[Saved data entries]
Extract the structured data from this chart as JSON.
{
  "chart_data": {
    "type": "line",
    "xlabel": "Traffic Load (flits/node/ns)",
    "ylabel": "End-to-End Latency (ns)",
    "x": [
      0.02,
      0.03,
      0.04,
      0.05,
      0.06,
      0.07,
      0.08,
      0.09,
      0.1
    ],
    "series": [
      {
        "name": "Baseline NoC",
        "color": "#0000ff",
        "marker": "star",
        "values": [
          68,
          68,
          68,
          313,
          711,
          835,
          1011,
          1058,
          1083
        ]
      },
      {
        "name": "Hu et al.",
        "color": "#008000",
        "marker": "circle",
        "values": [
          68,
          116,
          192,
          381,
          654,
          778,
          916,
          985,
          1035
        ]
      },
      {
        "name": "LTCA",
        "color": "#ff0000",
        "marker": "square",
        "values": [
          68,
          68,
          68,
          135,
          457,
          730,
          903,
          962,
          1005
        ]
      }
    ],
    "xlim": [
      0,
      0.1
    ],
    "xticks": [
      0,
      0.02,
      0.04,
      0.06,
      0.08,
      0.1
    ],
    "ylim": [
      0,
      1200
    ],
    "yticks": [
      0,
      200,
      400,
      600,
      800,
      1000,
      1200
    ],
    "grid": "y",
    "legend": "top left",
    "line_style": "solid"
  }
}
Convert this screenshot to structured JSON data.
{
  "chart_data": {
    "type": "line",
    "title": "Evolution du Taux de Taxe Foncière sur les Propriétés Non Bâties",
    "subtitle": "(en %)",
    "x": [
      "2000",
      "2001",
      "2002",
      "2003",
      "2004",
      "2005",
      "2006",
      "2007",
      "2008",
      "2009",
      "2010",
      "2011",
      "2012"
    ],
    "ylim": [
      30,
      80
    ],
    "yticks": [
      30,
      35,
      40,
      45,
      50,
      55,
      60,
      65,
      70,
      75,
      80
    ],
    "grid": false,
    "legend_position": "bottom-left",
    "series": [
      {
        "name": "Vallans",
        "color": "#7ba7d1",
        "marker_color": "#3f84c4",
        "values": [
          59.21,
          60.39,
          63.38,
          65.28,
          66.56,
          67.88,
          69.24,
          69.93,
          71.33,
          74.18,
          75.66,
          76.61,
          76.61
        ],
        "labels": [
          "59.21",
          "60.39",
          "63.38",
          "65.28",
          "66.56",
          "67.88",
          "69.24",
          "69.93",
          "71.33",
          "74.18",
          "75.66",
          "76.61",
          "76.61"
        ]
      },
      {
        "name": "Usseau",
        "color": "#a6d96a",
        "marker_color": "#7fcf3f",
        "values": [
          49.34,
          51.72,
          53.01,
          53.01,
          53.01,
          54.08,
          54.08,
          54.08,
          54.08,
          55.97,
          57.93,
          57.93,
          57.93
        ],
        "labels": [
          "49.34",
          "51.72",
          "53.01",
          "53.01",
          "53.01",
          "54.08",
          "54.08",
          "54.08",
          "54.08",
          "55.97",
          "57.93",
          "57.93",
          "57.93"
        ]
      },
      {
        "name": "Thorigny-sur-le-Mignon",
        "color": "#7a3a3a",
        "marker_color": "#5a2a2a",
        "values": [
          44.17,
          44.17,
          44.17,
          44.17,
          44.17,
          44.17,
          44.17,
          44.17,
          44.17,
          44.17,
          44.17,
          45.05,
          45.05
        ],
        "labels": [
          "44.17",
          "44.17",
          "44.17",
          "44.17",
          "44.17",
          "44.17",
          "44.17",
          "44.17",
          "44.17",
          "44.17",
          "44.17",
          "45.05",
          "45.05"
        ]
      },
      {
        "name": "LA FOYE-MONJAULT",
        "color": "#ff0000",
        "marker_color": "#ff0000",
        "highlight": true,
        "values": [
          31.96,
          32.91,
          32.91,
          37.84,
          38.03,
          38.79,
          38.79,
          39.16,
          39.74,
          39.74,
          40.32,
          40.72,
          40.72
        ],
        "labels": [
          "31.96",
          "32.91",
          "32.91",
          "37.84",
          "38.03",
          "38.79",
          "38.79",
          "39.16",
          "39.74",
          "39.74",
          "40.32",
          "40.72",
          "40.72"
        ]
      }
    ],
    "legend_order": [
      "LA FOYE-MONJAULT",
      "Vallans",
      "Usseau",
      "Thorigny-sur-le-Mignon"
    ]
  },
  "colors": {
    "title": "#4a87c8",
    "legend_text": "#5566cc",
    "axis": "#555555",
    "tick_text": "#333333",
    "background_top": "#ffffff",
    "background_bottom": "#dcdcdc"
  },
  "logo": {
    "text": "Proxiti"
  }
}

__OBJECTIVE__.
Where a line of the records above holds the word "name", copy that line.

__ANSWER TO THE PROBLEM__.
        "name": "Baseline NoC",
        "name": "Hu et al.",
        "name": "LTCA",
        "name": "Vallans",
        "name": "Usseau",
        "name": "Thorigny-sur-le-Mignon",
        "name": "LA FOYE-MONJAULT",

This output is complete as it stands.